- Task objective -
Every line of the data that contains the string "with" must be copied.

Records from a collection:
[START]

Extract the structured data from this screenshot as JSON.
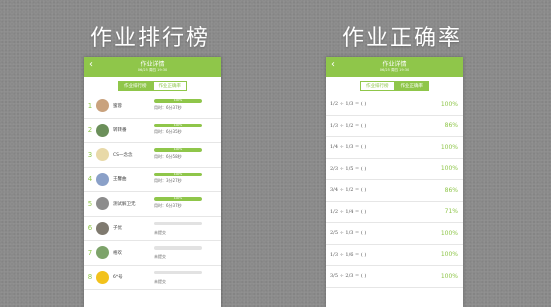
{
  "left": {
    "heading": "作业排行榜",
    "header_title": "作业详情",
    "header_sub": "06/25 周四 19:30",
    "tabs": [
      "作业排行榜",
      "作业正确率"
    ],
    "rows": [
      {
        "rank": "1",
        "name": "蜜蓉",
        "progress": 100,
        "progress_label": "100%",
        "time": "用时：6分37秒",
        "avatar": "#c9a27d"
      },
      {
        "rank": "2",
        "name": "转转番",
        "progress": 100,
        "progress_label": "100%",
        "time": "用时：6分35秒",
        "avatar": "#6b8f5a"
      },
      {
        "rank": "3",
        "name": "CS一念念",
        "progress": 100,
        "progress_label": "100%",
        "time": "用时：6分58秒",
        "avatar": "#e8d9a8"
      },
      {
        "rank": "4",
        "name": "王馨曲",
        "progress": 100,
        "progress_label": "100%",
        "time": "用时：3分27秒",
        "avatar": "#8aa0c8"
      },
      {
        "rank": "5",
        "name": "测试解卫无",
        "progress": 100,
        "progress_label": "100%",
        "time": "用时：6分37秒",
        "avatar": "#8c8c8c"
      },
      {
        "rank": "6",
        "name": "子优",
        "progress": 0,
        "status": "未提交",
        "avatar": "#7f7a6f"
      },
      {
        "rank": "7",
        "name": "格欢",
        "progress": 0,
        "status": "未提交",
        "avatar": "#7da36a"
      },
      {
        "rank": "8",
        "name": "6*号",
        "progress": 0,
        "status": "未提交",
        "avatar": "#f2c21c"
      }
    ]
  },
  "right": {
    "heading": "作业正确率",
    "header_title": "作业详情",
    "header_sub": "06/25 周四 19:30",
    "tabs": [
      "作业排行榜",
      "作业正确率"
    ],
    "rows": [
      {
        "q": "1/2 ÷ 1/3 = (  )",
        "pct": "100%"
      },
      {
        "q": "1/3 ÷ 1/2 = (  )",
        "pct": "86%"
      },
      {
        "q": "1/4 ÷ 1/3 = (  )",
        "pct": "100%"
      },
      {
        "q": "2/3 ÷ 1/5 = (  )",
        "pct": "100%"
      },
      {
        "q": "3/4 ÷ 1/2 = (  )",
        "pct": "86%"
      },
      {
        "q": "1/2 ÷ 1/4 = (  )",
        "pct": "71%"
      },
      {
        "q": "2/5 ÷ 1/3 = (  )",
        "pct": "100%"
      },
      {
        "q": "1/3 ÷ 1/6 = (  )",
        "pct": "100%"
      },
      {
        "q": "3/5 ÷ 2/3 = (  )",
        "pct": "100%"
      }
    ]
  }
}
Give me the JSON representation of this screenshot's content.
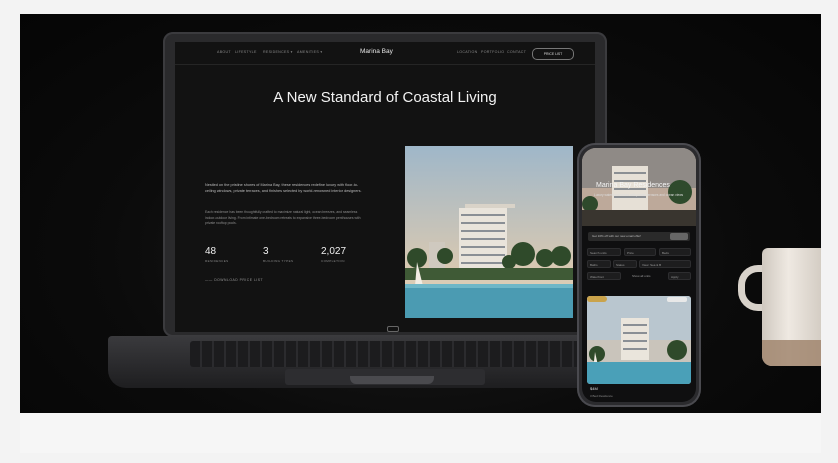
{
  "scene": {
    "laptop_screen": {
      "nav_items_left": [
        "ABOUT",
        "LIFESTYLE",
        "RESIDENCES ▾",
        "AMENITIES ▾"
      ],
      "brand": "Marina Bay",
      "nav_items_right": [
        "LOCATION",
        "PORTFOLIO",
        "CONTACT"
      ],
      "nav_button": "PRICE LIST",
      "hero_title": "A New Standard of Coastal Living",
      "paragraph_1": "Nestled on the pristine shores of Marina Bay, these residences redefine luxury with floor-to-ceiling windows, private terraces, and finishes selected by world-renowned interior designers.",
      "paragraph_2": "Each residence has been thoughtfully crafted to maximize natural light, ocean breezes, and seamless indoor-outdoor living. From intimate one-bedroom retreats to expansive three-bedroom penthouses with private rooftop pools.",
      "stats": [
        {
          "value": "48",
          "label": "RESIDENCES"
        },
        {
          "value": "3",
          "label": "BUILDING TYPES"
        },
        {
          "value": "2,027",
          "label": "COMPLETION"
        }
      ],
      "link_text": "——  DOWNLOAD PRICE LIST"
    },
    "phone_screen": {
      "title": "Marina Bay Residences",
      "subtitle": "Luxury waterfront homes with private terraces and ocean views",
      "banner_text": "Get 10% off with our new email offer!",
      "fields": [
        "Search units",
        "Price",
        "Beds",
        "Baths",
        "Status",
        "View: Sea & B",
        "Waterfront",
        "Show all units",
        "Apply"
      ],
      "card_price": "$4M",
      "card_caption": "3 Bed Residence"
    }
  }
}
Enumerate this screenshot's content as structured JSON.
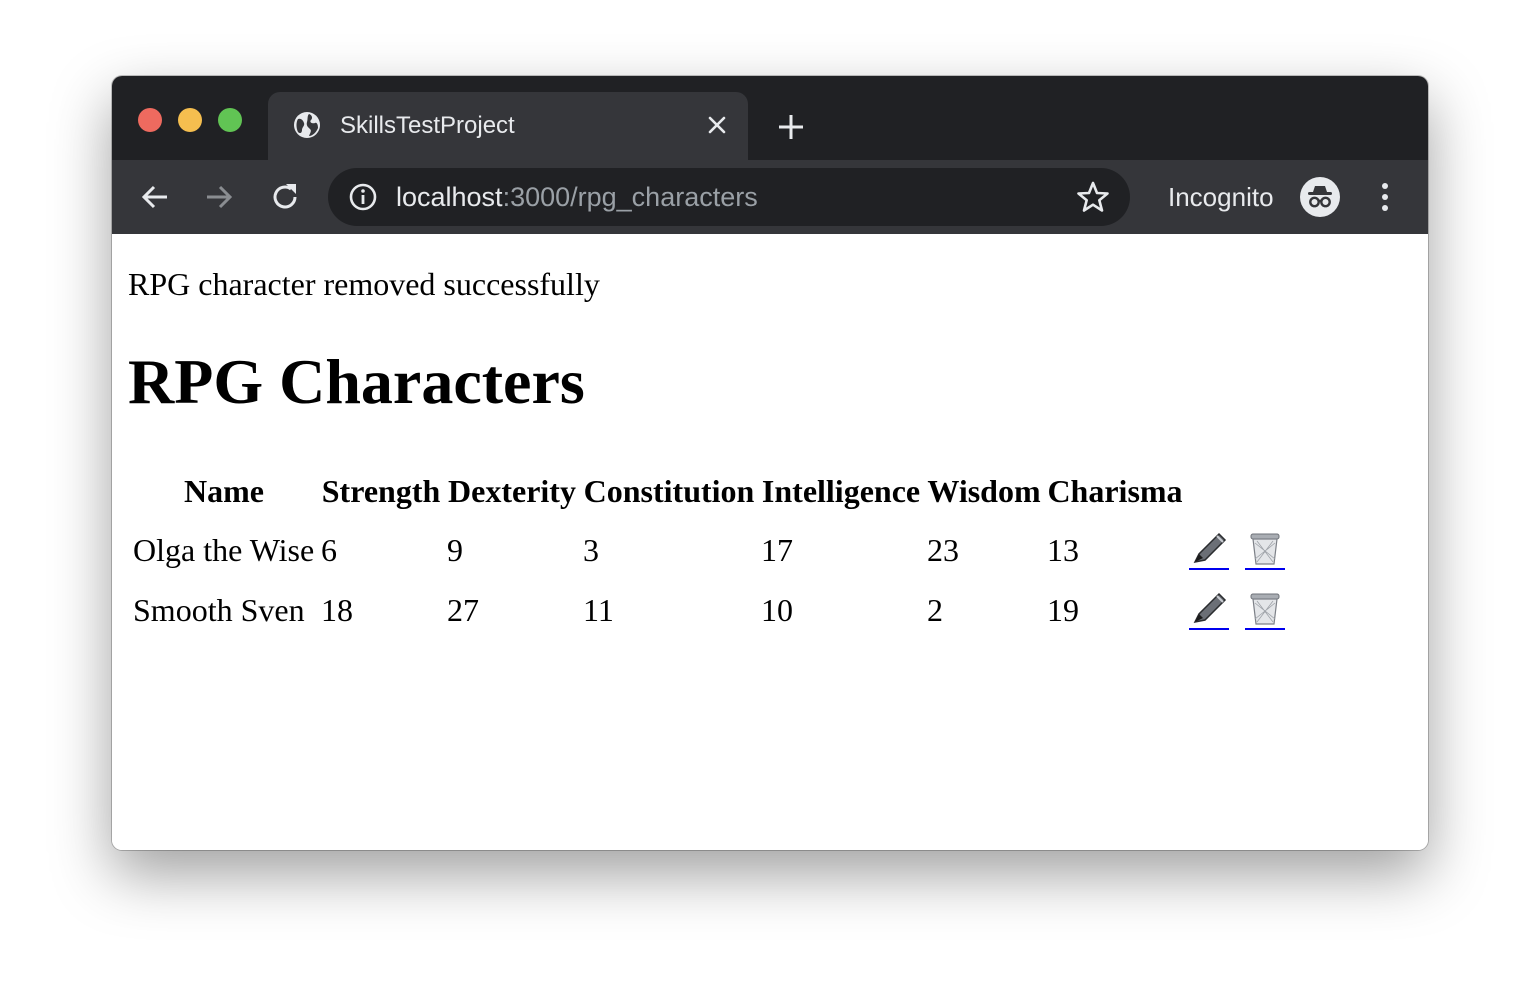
{
  "browser": {
    "tab": {
      "title": "SkillsTestProject",
      "icon": "globe-icon"
    },
    "url": {
      "host": "localhost",
      "path": ":3000/rpg_characters"
    },
    "profile_label": "Incognito"
  },
  "page": {
    "notice": "RPG character removed successfully",
    "heading": "RPG Characters",
    "table": {
      "headers": [
        "Name",
        "Strength",
        "Dexterity",
        "Constitution",
        "Intelligence",
        "Wisdom",
        "Charisma"
      ],
      "rows": [
        {
          "name": "Olga the Wise",
          "strength": "6",
          "dexterity": "9",
          "constitution": "3",
          "intelligence": "17",
          "wisdom": "23",
          "charisma": "13"
        },
        {
          "name": "Smooth Sven",
          "strength": "18",
          "dexterity": "27",
          "constitution": "11",
          "intelligence": "10",
          "wisdom": "2",
          "charisma": "19"
        }
      ],
      "row_actions": [
        {
          "icon": "pencil-icon"
        },
        {
          "icon": "trash-icon"
        }
      ]
    }
  },
  "colors": {
    "titlebar": "#202124",
    "toolbar": "#35363a",
    "link_underline": "#0000ee",
    "traffic_close": "#ee6a5f",
    "traffic_minimize": "#f5be4f",
    "traffic_maximize": "#61c454"
  }
}
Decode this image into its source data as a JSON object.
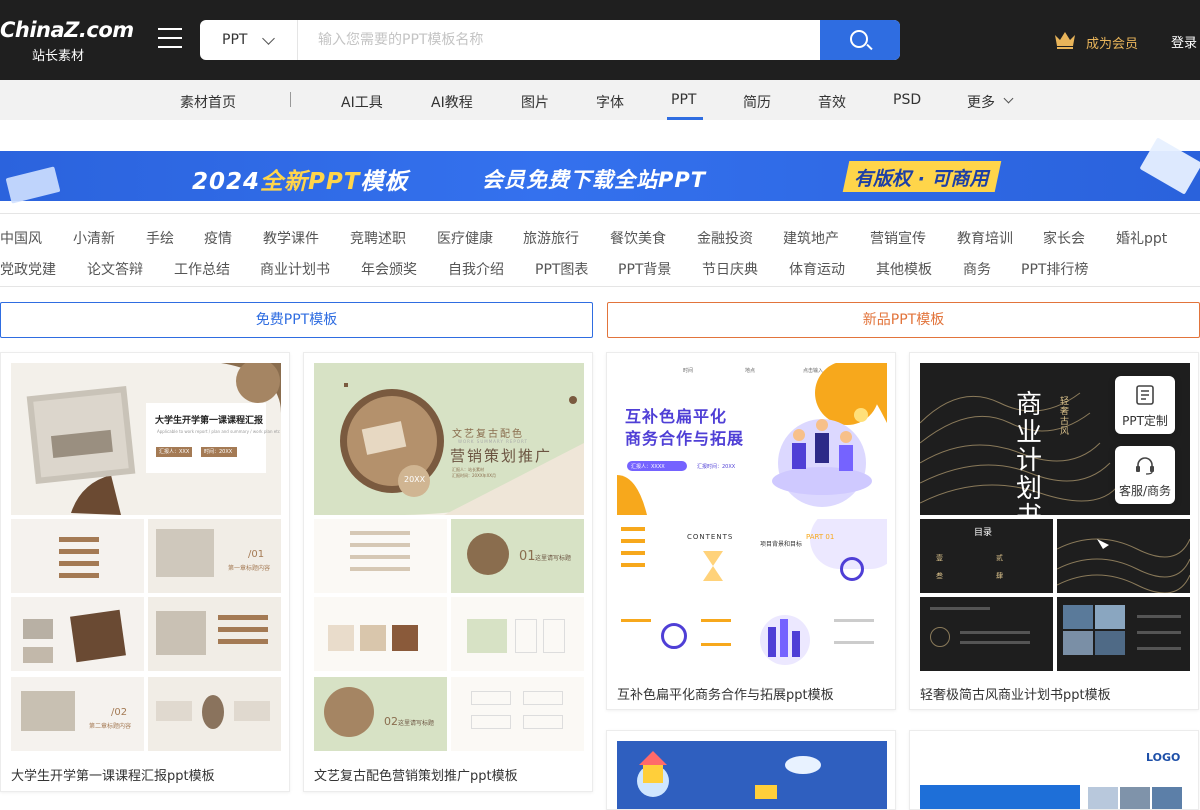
{
  "header": {
    "logo_main": "ChinaZ.com",
    "logo_sub": "站长素材",
    "search": {
      "category": "PPT",
      "placeholder": "输入您需要的PPT模板名称"
    },
    "vip_label": "成为会员",
    "login_label": "登录"
  },
  "subnav": {
    "items": [
      "素材首页",
      "AI工具",
      "AI教程",
      "图片",
      "字体",
      "PPT",
      "简历",
      "音效",
      "PSD",
      "更多"
    ],
    "active": "PPT"
  },
  "banner": {
    "title_a": "2024",
    "title_b": "全新PPT",
    "title_c": "模板",
    "subtitle": "会员免费下载全站PPT",
    "tag": "有版权 · 可商用"
  },
  "tags_row1": [
    "中国风",
    "小清新",
    "手绘",
    "疫情",
    "教学课件",
    "竞聘述职",
    "医疗健康",
    "旅游旅行",
    "餐饮美食",
    "金融投资",
    "建筑地产",
    "营销宣传",
    "教育培训",
    "家长会",
    "婚礼ppt"
  ],
  "tags_row2": [
    "党政党建",
    "论文答辩",
    "工作总结",
    "商业计划书",
    "年会颁奖",
    "自我介绍",
    "PPT图表",
    "PPT背景",
    "节日庆典",
    "体育运动",
    "其他模板",
    "商务",
    "PPT排行榜"
  ],
  "tabs": {
    "free": "免费PPT模板",
    "new": "新品PPT模板"
  },
  "cards": [
    {
      "title": "大学生开学第一课课程汇报ppt模板",
      "cover_heading": "大学生开学第一课课程汇报",
      "cover_sub": "Applicable to work report / plan and summary / work plan etc",
      "cover_tags": [
        "汇报人：XXX",
        "时间：20XX"
      ],
      "slide_labels": [
        "/01",
        "第一章标题内容",
        "/02",
        "第二章标题内容"
      ]
    },
    {
      "title": "文艺复古配色营销策划推广ppt模板",
      "cover_heading_1": "文艺复古配色",
      "cover_heading_2": "营销策划推广",
      "cover_sub": "WORK SUMMARY REPORT",
      "cover_meta": [
        "汇报人：站长素材",
        "汇报时间：20XX年XX月"
      ],
      "cover_badge": "20XX",
      "slide_labels": [
        "01",
        "这里请写标题",
        "02",
        "这里请写标题"
      ]
    },
    {
      "title": "互补色扁平化商务合作与拓展ppt模板",
      "cover_heading_1": "互补色扁平化",
      "cover_heading_2": "商务合作与拓展",
      "cover_meta": [
        "汇报人：XXXX",
        "汇报时间：20XX"
      ],
      "top_labels": [
        "时间",
        "地点",
        "点击输入"
      ],
      "slide_labels": [
        "CONTENTS",
        "PART 01",
        "项目背景和目标"
      ]
    },
    {
      "title": "轻奢极简古风商业计划书ppt模板",
      "cover_heading": "商业计划书",
      "cover_side": "轻奢古风",
      "slide_labels": [
        "目录",
        "壹",
        "贰",
        "叁",
        "肆"
      ]
    }
  ],
  "side_buttons": [
    "PPT定制",
    "客服/商务"
  ],
  "bottom_cards": {
    "logo_text": "LOGO"
  },
  "colors": {
    "header_bg": "#1f1f1f",
    "accent_blue": "#2f6de1",
    "accent_orange": "#e2743b",
    "vip_gold": "#e8b45a",
    "banner_yellow": "#ffd54a"
  }
}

[END]

- Completed task -
      "paragraph_1": "Nestled on the pristine shores of Marina Bay, these residences redefine luxury with floor-to-ceiling windows, private terraces, and finishes selected by world-renowned interior designers.",
      "paragraph_2": "Each residence has been thoughtfully crafted to maximize natural light, ocean breezes, and seamless indoor-outdoor living. From intimate one-bedroom retreats to expansive three-bedroom penthouses with private rooftop pools.",
      "subtitle": "Luxury waterfront homes with private terraces and ocean views",
      "banner_text": "Get 10% off with our new email offer!",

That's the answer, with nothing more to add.